[start]
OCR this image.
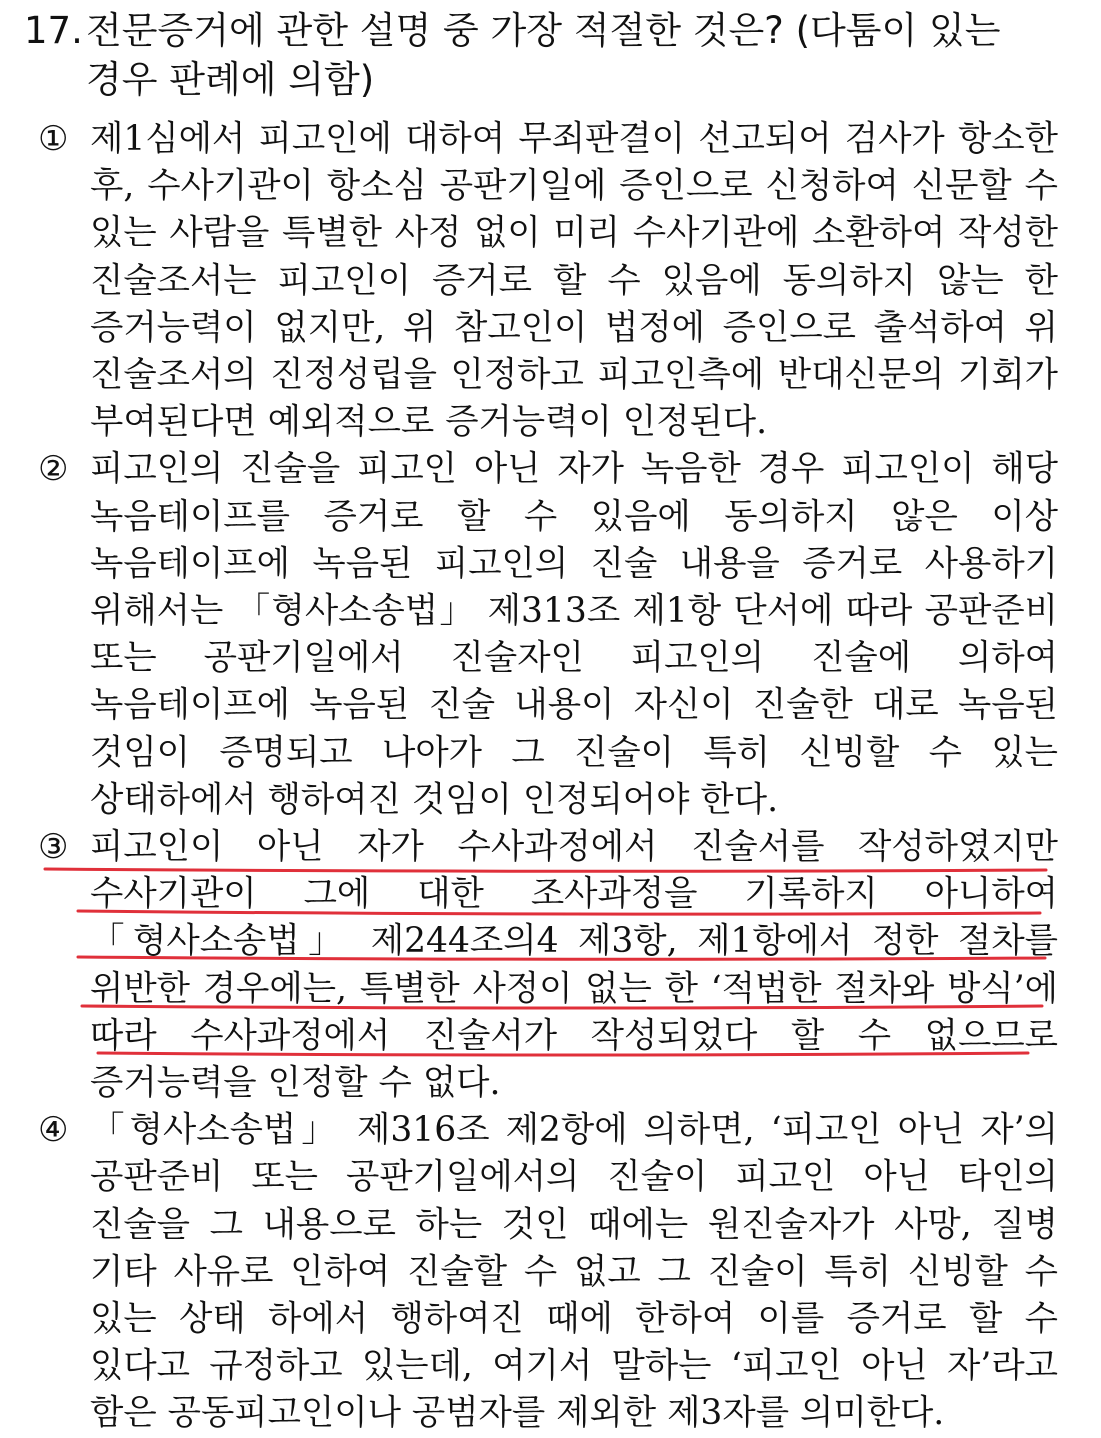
17. 전문증거에 관한 설명 중 가장 적절한 것은? (다툼이 있는 경우 판례에 의함)
① 제1심에서 피고인에 대하여 무죄판결이 선고되어 검사가 항소한 후, 수사기관이 항소심 공판기일에 증인으로 신청하여 신문할 수 있는 사람을 특별한 사정 없이 미리 수사기관에 소환하여 작성한 진술조서는 피고인이 증거로 할 수 있음에 동의하지 않는 한 증거능력이 없지만, 위 참고인이 법정에 증인으로 출석하여 위 진술조서의 진정성립을 인정하고 피고인측에 반대신문의 기회가 부여된다면 예외적으로 증거능력이 인정된다.
② 피고인의 진술을 피고인 아닌 자가 녹음한 경우 피고인이 해당 녹음테이프를 증거로 할 수 있음에 동의하지 않은 이상 녹음테이프에 녹음된 피고인의 진술 내용을 증거로 사용하기 위해서는 「형사소송법」 제313조 제1항 단서에 따라 공판준비 또는 공판기일에서 진술자인 피고인의 진술에 의하여 녹음테이프에 녹음된 진술 내용이 자신이 진술한 대로 녹음된 것임이 증명되고 나아가 그 진술이 특히 신빙할 수 있는 상태하에서 행하여진 것임이 인정되어야 한다.
③ 피고인이 아닌 자가 수사과정에서 진술서를 작성하였지만 수사기관이 그에 대한 조사과정을 기록하지 아니하여 「형사소송법」 제244조의4 제3항, 제1항에서 정한 절차를 위반한 경우에는, 특별한 사정이 없는 한 ‘적법한 절차와 방식’에 따라 수사과정에서 진술서가 작성되었다 할 수 없으므로 증거능력을 인정할 수 없다.
④ 「형사소송법」 제316조 제2항에 의하면, ‘피고인 아닌 자’의 공판준비 또는 공판기일에서의 진술이 피고인 아닌 타인의 진술을 그 내용으로 하는 것인 때에는 원진술자가 사망, 질병 기타 사유로 인하여 진술할 수 없고 그 진술이 특히 신빙할 수 있는 상태 하에서 행하여진 때에 한하여 이를 증거로 할 수 있다고 규정하고 있는데, 여기서 말하는 ‘피고인 아닌 자’라고 함은 공동피고인이나 공범자를 제외한 제3자를 의미한다.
[end]
Given task ▸ List every line above containing the word "수사기관이".

Solved exercise ▸
① 제1심에서 피고인에 대하여 무죄판결이 선고되어 검사가 항소한 후, 수사기관이 항소심 공판기일에 증인으로 신청하여 신문할 수 있는 사람을 특별한 사정 없이 미리 수사기관에 소환하여 작성한 진술조서는 피고인이 증거로 할 수 있음에 동의하지 않는 한 증거능력이 없지만, 위 참고인이 법정에 증인으로 출석하여 위 진술조서의 진정성립을 인정하고 피고인측에 반대신문의 기회가 부여된다면 예외적으로 증거능력이 인정된다.
③ 피고인이 아닌 자가 수사과정에서 진술서를 작성하였지만 수사기관이 그에 대한 조사과정을 기록하지 아니하여 「형사소송법」 제244조의4 제3항, 제1항에서 정한 절차를 위반한 경우에는, 특별한 사정이 없는 한 ‘적법한 절차와 방식’에 따라 수사과정에서 진술서가 작성되었다 할 수 없으므로 증거능력을 인정할 수 없다.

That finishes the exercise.